:: DATA FOR PROCESSING ::
•••

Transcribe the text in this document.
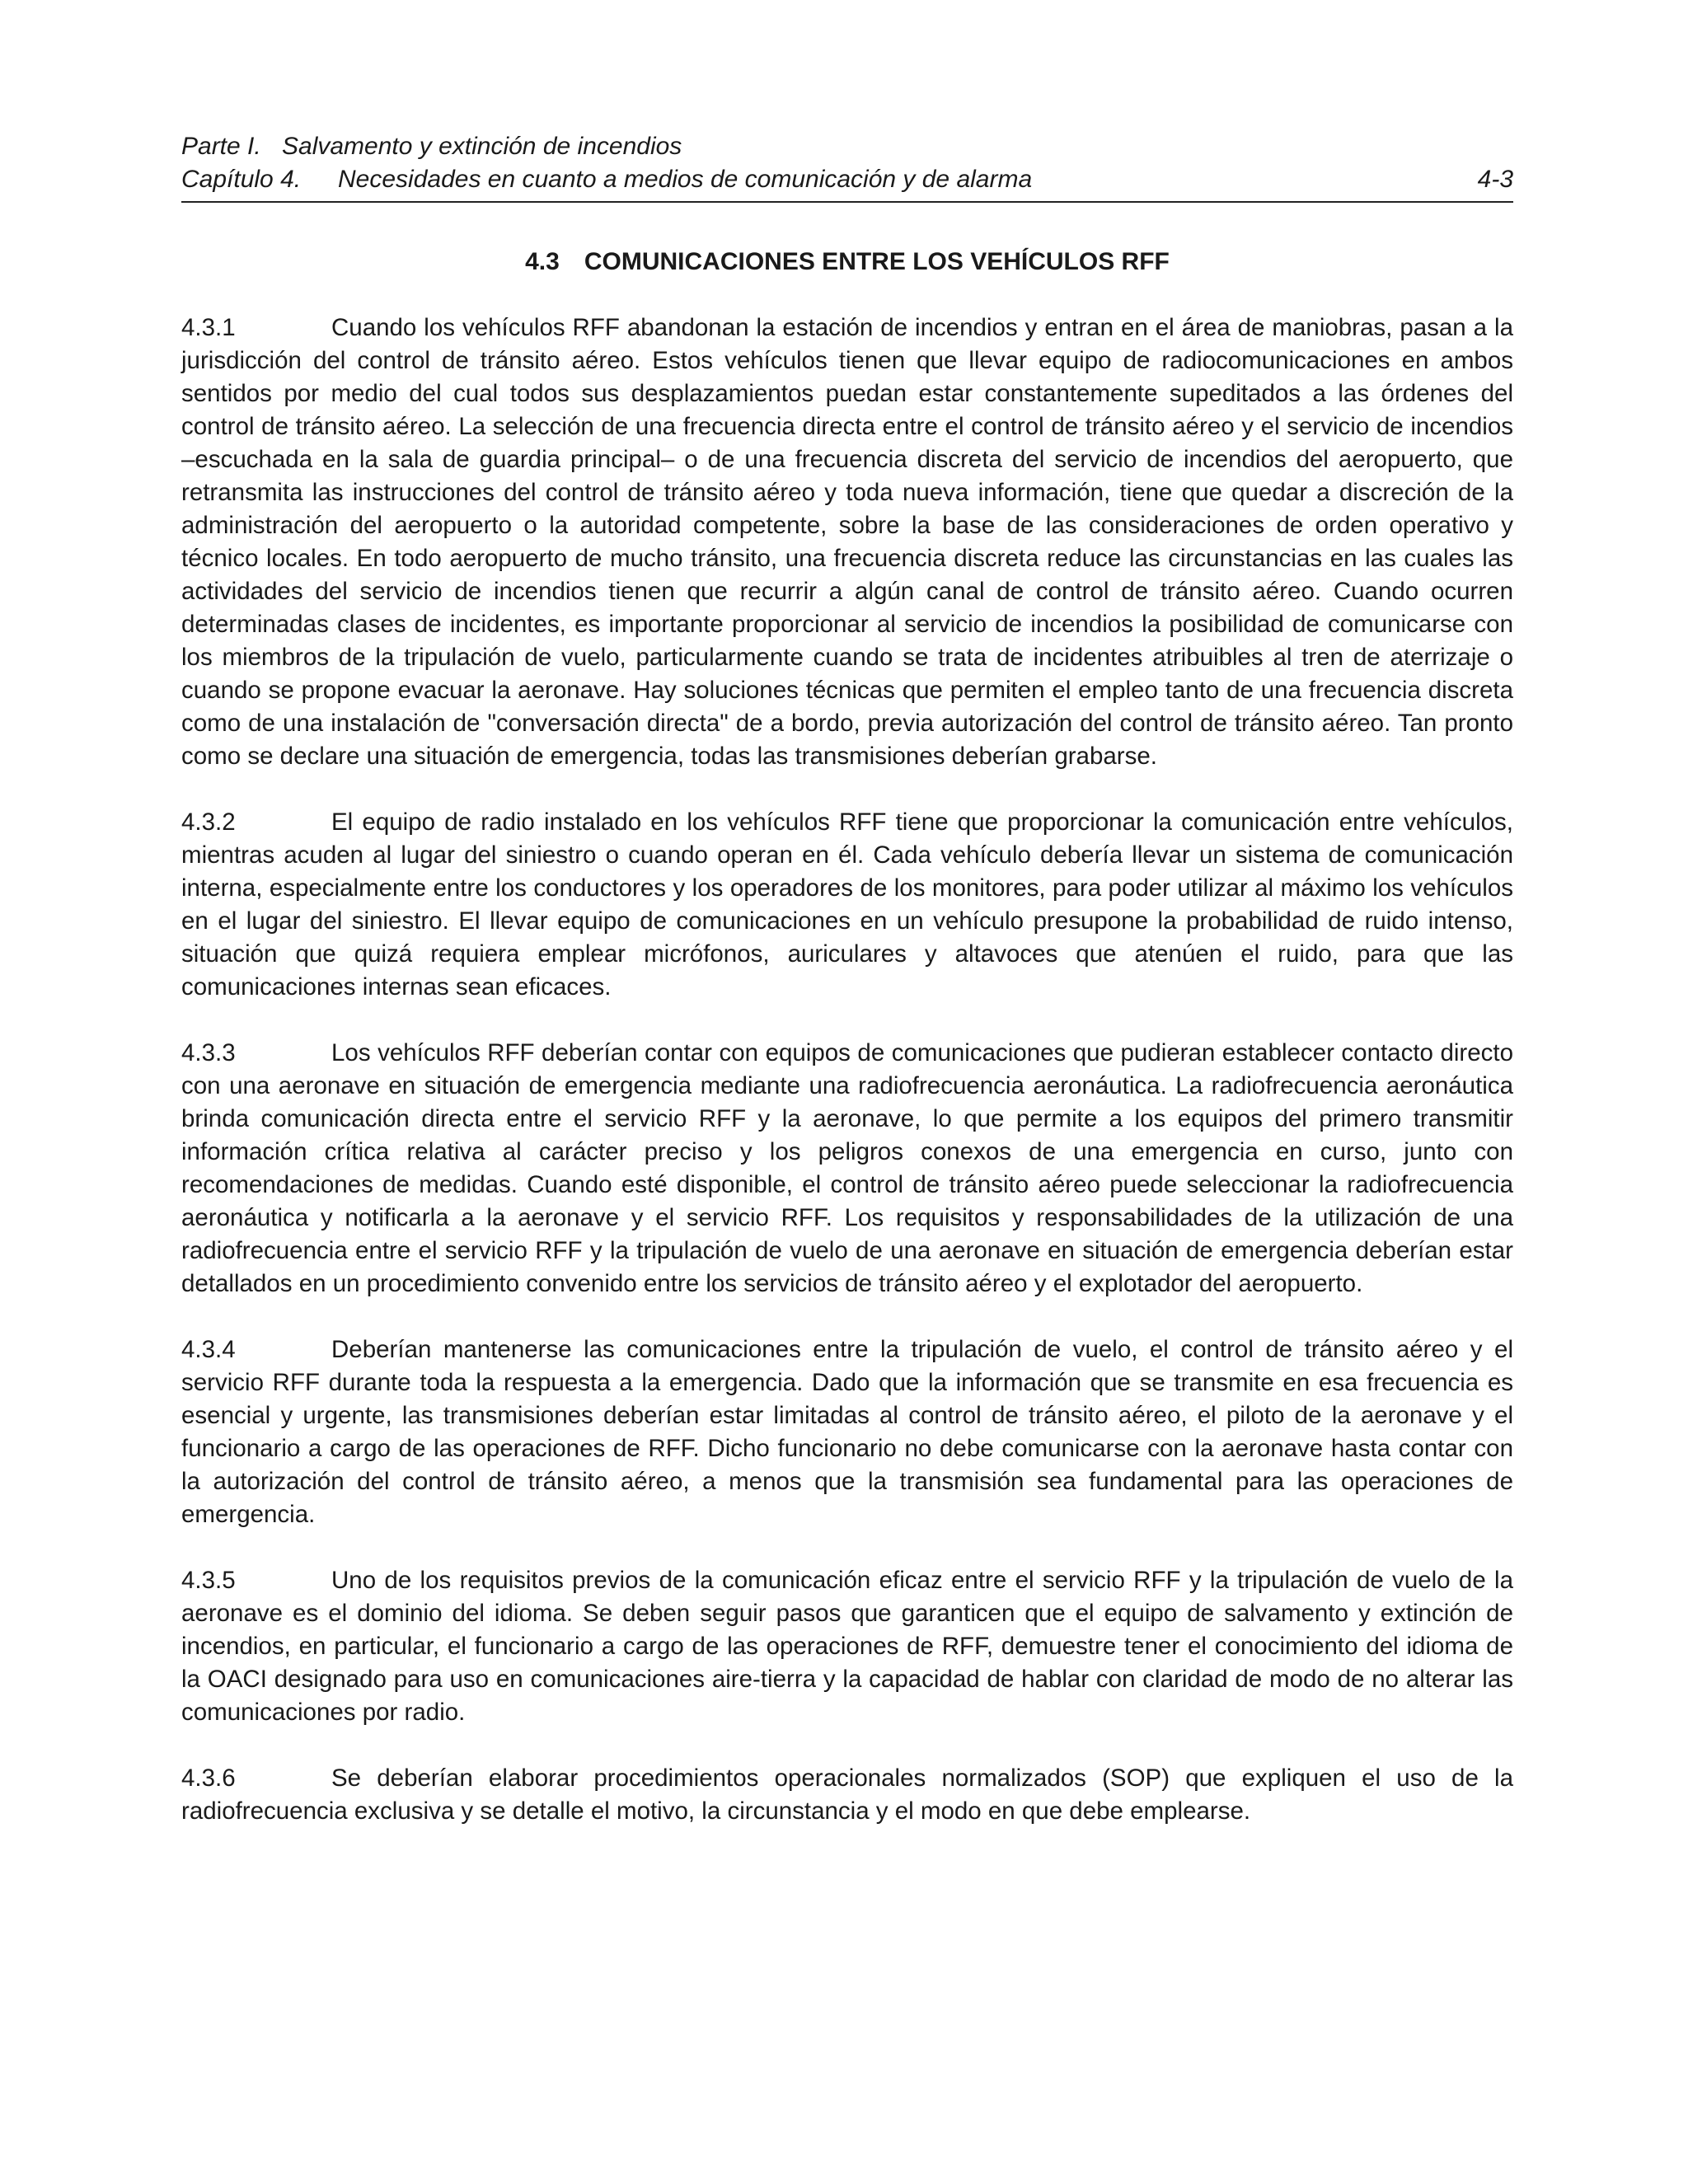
Parte I. Salvamento y extinción de incendios
Capítulo 4.	Necesidades en cuanto a medios de comunicación y de alarma	4-3
4.3 COMUNICACIONES ENTRE LOS VEHÍCULOS RFF

4.3.1	Cuando los vehículos RFF abandonan la estación de incendios y entran en el área de maniobras, pasan a la jurisdicción del control de tránsito aéreo. Estos vehículos tienen que llevar equipo de radiocomunicaciones en ambos sentidos por medio del cual todos sus desplazamientos puedan estar constantemente supeditados a las órdenes del control de tránsito aéreo. La selección de una frecuencia directa entre el control de tránsito aéreo y el servicio de incendios –escuchada en la sala de guardia principal– o de una frecuencia discreta del servicio de incendios del aeropuerto, que retransmita las instrucciones del control de tránsito aéreo y toda nueva información, tiene que quedar a discreción de la administración del aeropuerto o la autoridad competente, sobre la base de las consideraciones de orden operativo y técnico locales. En todo aeropuerto de mucho tránsito, una frecuencia discreta reduce las circunstancias en las cuales las actividades del servicio de incendios tienen que recurrir a algún canal de control de tránsito aéreo. Cuando ocurren determinadas clases de incidentes, es importante proporcionar al servicio de incendios la posibilidad de comunicarse con los miembros de la tripulación de vuelo, particularmente cuando se trata de incidentes atribuibles al tren de aterrizaje o cuando se propone evacuar la aeronave. Hay soluciones técnicas que permiten el empleo tanto de una frecuencia discreta como de una instalación de "conversación directa" de a bordo, previa autorización del control de tránsito aéreo. Tan pronto como se declare una situación de emergencia, todas las transmisiones deberían grabarse.

4.3.2	El equipo de radio instalado en los vehículos RFF tiene que proporcionar la comunicación entre vehículos, mientras acuden al lugar del siniestro o cuando operan en él. Cada vehículo debería llevar un sistema de comunicación interna, especialmente entre los conductores y los operadores de los monitores, para poder utilizar al máximo los vehículos en el lugar del siniestro. El llevar equipo de comunicaciones en un vehículo presupone la probabilidad de ruido intenso, situación que quizá requiera emplear micrófonos, auriculares y altavoces que atenúen el ruido, para que las comunicaciones internas sean eficaces.

4.3.3	Los vehículos RFF deberían contar con equipos de comunicaciones que pudieran establecer contacto directo con una aeronave en situación de emergencia mediante una radiofrecuencia aeronáutica. La radiofrecuencia aeronáutica brinda comunicación directa entre el servicio RFF y la aeronave, lo que permite a los equipos del primero transmitir información crítica relativa al carácter preciso y los peligros conexos de una emergencia en curso, junto con recomendaciones de medidas. Cuando esté disponible, el control de tránsito aéreo puede seleccionar la radiofrecuencia aeronáutica y notificarla a la aeronave y el servicio RFF. Los requisitos y responsabilidades de la utilización de una radiofrecuencia entre el servicio RFF y la tripulación de vuelo de una aeronave en situación de emergencia deberían estar detallados en un procedimiento convenido entre los servicios de tránsito aéreo y el explotador del aeropuerto.

4.3.4	Deberían mantenerse las comunicaciones entre la tripulación de vuelo, el control de tránsito aéreo y el servicio RFF durante toda la respuesta a la emergencia. Dado que la información que se transmite en esa frecuencia es esencial y urgente, las transmisiones deberían estar limitadas al control de tránsito aéreo, el piloto de la aeronave y el funcionario a cargo de las operaciones de RFF. Dicho funcionario no debe comunicarse con la aeronave hasta contar con la autorización del control de tránsito aéreo, a menos que la transmisión sea fundamental para las operaciones de emergencia.

4.3.5	Uno de los requisitos previos de la comunicación eficaz entre el servicio RFF y la tripulación de vuelo de la aeronave es el dominio del idioma. Se deben seguir pasos que garanticen que el equipo de salvamento y extinción de incendios, en particular, el funcionario a cargo de las operaciones de RFF, demuestre tener el conocimiento del idioma de la OACI designado para uso en comunicaciones aire-tierra y la capacidad de hablar con claridad de modo de no alterar las comunicaciones por radio.

4.3.6	Se deberían elaborar procedimientos operacionales normalizados (SOP) que expliquen el uso de la radiofrecuencia exclusiva y se detalle el motivo, la circunstancia y el modo en que debe emplearse.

•••

:: WRITTEN PROBLEM ::
Reproduce all entries without any change, and omit the pictures.

:: ANSWER TO THE TASK ::
Transcribe the text in this document.
Parte I. Salvamento y extinción de incendios
Capítulo 4.	Necesidades en cuanto a medios de comunicación y de alarma	4-3
4.3 COMUNICACIONES ENTRE LOS VEHÍCULOS RFF

4.3.1	Cuando los vehículos RFF abandonan la estación de incendios y entran en el área de maniobras, pasan a la jurisdicción del control de tránsito aéreo. Estos vehículos tienen que llevar equipo de radiocomunicaciones en ambos sentidos por medio del cual todos sus desplazamientos puedan estar constantemente supeditados a las órdenes del control de tránsito aéreo. La selección de una frecuencia directa entre el control de tránsito aéreo y el servicio de incendios –escuchada en la sala de guardia principal– o de una frecuencia discreta del servicio de incendios del aeropuerto, que retransmita las instrucciones del control de tránsito aéreo y toda nueva información, tiene que quedar a discreción de la administración del aeropuerto o la autoridad competente, sobre la base de las consideraciones de orden operativo y técnico locales. En todo aeropuerto de mucho tránsito, una frecuencia discreta reduce las circunstancias en las cuales las actividades del servicio de incendios tienen que recurrir a algún canal de control de tránsito aéreo. Cuando ocurren determinadas clases de incidentes, es importante proporcionar al servicio de incendios la posibilidad de comunicarse con los miembros de la tripulación de vuelo, particularmente cuando se trata de incidentes atribuibles al tren de aterrizaje o cuando se propone evacuar la aeronave. Hay soluciones técnicas que permiten el empleo tanto de una frecuencia discreta como de una instalación de "conversación directa" de a bordo, previa autorización del control de tránsito aéreo. Tan pronto como se declare una situación de emergencia, todas las transmisiones deberían grabarse.

4.3.2	El equipo de radio instalado en los vehículos RFF tiene que proporcionar la comunicación entre vehículos, mientras acuden al lugar del siniestro o cuando operan en él. Cada vehículo debería llevar un sistema de comunicación interna, especialmente entre los conductores y los operadores de los monitores, para poder utilizar al máximo los vehículos en el lugar del siniestro. El llevar equipo de comunicaciones en un vehículo presupone la probabilidad de ruido intenso, situación que quizá requiera emplear micrófonos, auriculares y altavoces que atenúen el ruido, para que las comunicaciones internas sean eficaces.

4.3.3	Los vehículos RFF deberían contar con equipos de comunicaciones que pudieran establecer contacto directo con una aeronave en situación de emergencia mediante una radiofrecuencia aeronáutica. La radiofrecuencia aeronáutica brinda comunicación directa entre el servicio RFF y la aeronave, lo que permite a los equipos del primero transmitir información crítica relativa al carácter preciso y los peligros conexos de una emergencia en curso, junto con recomendaciones de medidas. Cuando esté disponible, el control de tránsito aéreo puede seleccionar la radiofrecuencia aeronáutica y notificarla a la aeronave y el servicio RFF. Los requisitos y responsabilidades de la utilización de una radiofrecuencia entre el servicio RFF y la tripulación de vuelo de una aeronave en situación de emergencia deberían estar detallados en un procedimiento convenido entre los servicios de tránsito aéreo y el explotador del aeropuerto.

4.3.4	Deberían mantenerse las comunicaciones entre la tripulación de vuelo, el control de tránsito aéreo y el servicio RFF durante toda la respuesta a la emergencia. Dado que la información que se transmite en esa frecuencia es esencial y urgente, las transmisiones deberían estar limitadas al control de tránsito aéreo, el piloto de la aeronave y el funcionario a cargo de las operaciones de RFF. Dicho funcionario no debe comunicarse con la aeronave hasta contar con la autorización del control de tránsito aéreo, a menos que la transmisión sea fundamental para las operaciones de emergencia.

4.3.5	Uno de los requisitos previos de la comunicación eficaz entre el servicio RFF y la tripulación de vuelo de la aeronave es el dominio del idioma. Se deben seguir pasos que garanticen que el equipo de salvamento y extinción de incendios, en particular, el funcionario a cargo de las operaciones de RFF, demuestre tener el conocimiento del idioma de la OACI designado para uso en comunicaciones aire-tierra y la capacidad de hablar con claridad de modo de no alterar las comunicaciones por radio.

4.3.6	Se deberían elaborar procedimientos operacionales normalizados (SOP) que expliquen el uso de la radiofrecuencia exclusiva y se detalle el motivo, la circunstancia y el modo en que debe emplearse.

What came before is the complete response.